[Data entries for graphics]
____
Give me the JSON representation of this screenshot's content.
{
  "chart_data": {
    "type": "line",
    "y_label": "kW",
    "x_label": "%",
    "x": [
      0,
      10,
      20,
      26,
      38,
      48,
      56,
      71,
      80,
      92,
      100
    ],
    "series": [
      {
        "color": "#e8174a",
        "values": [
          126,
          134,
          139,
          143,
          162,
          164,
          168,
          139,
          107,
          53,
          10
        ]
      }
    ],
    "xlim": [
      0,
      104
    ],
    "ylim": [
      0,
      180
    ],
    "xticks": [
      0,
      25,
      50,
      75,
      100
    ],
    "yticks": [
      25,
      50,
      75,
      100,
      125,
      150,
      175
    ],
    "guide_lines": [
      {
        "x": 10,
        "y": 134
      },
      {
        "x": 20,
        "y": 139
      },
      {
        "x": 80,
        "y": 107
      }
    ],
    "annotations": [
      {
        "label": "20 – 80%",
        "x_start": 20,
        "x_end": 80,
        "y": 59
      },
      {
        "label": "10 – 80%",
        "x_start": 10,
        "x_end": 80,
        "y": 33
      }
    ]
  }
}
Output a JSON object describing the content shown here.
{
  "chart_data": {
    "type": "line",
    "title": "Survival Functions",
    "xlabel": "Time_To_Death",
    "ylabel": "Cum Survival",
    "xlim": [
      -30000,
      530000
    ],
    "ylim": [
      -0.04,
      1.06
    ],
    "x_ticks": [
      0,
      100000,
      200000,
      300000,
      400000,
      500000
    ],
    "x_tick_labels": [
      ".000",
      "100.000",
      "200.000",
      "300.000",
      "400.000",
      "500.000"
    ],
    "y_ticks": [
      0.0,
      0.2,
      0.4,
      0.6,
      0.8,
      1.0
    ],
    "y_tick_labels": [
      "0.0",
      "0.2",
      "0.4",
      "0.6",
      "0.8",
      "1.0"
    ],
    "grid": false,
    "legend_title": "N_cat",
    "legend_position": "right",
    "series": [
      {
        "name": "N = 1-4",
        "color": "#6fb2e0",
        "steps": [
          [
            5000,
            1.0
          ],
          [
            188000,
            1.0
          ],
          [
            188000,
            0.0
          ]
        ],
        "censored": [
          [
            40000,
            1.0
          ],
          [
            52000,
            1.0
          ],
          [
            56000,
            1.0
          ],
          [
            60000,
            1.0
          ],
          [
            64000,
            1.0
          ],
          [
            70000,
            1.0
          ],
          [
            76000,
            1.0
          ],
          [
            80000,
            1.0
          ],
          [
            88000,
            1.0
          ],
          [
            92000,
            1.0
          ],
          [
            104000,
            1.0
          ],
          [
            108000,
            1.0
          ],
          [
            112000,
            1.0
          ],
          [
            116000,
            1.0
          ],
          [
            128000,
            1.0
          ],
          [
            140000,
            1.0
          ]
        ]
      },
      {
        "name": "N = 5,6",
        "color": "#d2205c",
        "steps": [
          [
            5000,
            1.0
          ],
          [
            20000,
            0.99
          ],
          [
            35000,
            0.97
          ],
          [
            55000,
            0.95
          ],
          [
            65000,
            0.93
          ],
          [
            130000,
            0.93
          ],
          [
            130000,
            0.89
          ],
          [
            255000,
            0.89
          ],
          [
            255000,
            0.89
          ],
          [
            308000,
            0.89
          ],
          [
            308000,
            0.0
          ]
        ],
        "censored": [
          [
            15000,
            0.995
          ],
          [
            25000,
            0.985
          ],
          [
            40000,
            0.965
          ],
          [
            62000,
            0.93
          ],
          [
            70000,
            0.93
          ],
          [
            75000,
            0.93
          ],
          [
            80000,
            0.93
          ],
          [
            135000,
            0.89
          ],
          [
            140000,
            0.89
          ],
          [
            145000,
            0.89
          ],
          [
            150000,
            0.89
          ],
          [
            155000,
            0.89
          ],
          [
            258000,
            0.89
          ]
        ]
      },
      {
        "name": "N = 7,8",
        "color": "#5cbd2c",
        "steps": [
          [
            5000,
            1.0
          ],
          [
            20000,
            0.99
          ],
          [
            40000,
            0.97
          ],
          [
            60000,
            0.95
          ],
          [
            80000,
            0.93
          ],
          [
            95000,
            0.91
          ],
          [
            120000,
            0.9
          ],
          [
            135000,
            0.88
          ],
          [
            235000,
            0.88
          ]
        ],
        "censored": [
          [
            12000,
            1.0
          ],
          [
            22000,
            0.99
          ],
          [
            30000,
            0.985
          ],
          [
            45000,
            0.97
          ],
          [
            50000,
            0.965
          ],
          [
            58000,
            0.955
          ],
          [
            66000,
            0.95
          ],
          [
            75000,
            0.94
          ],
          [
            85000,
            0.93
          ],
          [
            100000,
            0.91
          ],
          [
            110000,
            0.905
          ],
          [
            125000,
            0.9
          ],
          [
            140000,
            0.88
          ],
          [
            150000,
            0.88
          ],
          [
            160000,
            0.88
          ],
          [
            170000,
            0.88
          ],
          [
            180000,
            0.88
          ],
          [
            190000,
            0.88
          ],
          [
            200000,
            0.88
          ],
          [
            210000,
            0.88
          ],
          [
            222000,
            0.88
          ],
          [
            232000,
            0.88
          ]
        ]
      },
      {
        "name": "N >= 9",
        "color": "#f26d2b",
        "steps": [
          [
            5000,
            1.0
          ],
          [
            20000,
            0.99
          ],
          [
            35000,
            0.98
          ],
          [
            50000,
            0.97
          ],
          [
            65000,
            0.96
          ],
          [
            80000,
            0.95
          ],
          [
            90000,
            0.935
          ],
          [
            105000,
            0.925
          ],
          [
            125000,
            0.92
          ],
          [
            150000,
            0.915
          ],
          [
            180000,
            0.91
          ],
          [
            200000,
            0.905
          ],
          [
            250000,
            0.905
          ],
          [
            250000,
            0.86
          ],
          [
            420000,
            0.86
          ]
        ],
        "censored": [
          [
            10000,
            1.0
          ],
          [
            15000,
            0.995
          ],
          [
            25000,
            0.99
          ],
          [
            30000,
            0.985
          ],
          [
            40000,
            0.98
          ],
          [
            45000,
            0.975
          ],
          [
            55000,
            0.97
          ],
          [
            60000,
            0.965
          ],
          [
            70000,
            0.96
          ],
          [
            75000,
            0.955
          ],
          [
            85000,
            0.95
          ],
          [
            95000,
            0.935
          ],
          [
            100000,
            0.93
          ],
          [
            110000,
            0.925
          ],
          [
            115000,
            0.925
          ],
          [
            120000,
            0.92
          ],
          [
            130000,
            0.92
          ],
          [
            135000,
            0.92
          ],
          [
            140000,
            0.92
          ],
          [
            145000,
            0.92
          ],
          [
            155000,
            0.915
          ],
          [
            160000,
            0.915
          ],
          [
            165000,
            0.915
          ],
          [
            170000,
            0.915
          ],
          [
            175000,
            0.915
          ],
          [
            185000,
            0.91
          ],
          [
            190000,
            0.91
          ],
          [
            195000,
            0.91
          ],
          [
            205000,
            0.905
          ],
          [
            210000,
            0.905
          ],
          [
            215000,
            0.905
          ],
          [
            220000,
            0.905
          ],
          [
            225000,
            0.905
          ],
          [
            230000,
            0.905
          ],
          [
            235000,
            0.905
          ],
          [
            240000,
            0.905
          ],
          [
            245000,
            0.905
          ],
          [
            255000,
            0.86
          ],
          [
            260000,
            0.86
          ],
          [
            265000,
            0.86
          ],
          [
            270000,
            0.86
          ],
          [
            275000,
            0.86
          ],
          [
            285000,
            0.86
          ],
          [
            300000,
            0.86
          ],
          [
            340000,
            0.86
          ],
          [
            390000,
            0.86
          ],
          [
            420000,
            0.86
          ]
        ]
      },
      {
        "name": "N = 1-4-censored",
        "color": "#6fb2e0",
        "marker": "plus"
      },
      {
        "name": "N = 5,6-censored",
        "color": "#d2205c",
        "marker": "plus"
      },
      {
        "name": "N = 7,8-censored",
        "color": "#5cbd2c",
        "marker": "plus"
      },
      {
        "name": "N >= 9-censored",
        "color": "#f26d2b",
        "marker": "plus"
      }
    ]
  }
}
____
From the records, copy every line that has the string "name" in it.

        "name": "N = 1-4",
        "name": "N = 5,6",
        "name": "N = 7,8",
        "name": "N >= 9",
        "name": "N = 1-4-censored",
        "name": "N = 5,6-censored",
        "name": "N = 7,8-censored",
        "name": "N >= 9-censored",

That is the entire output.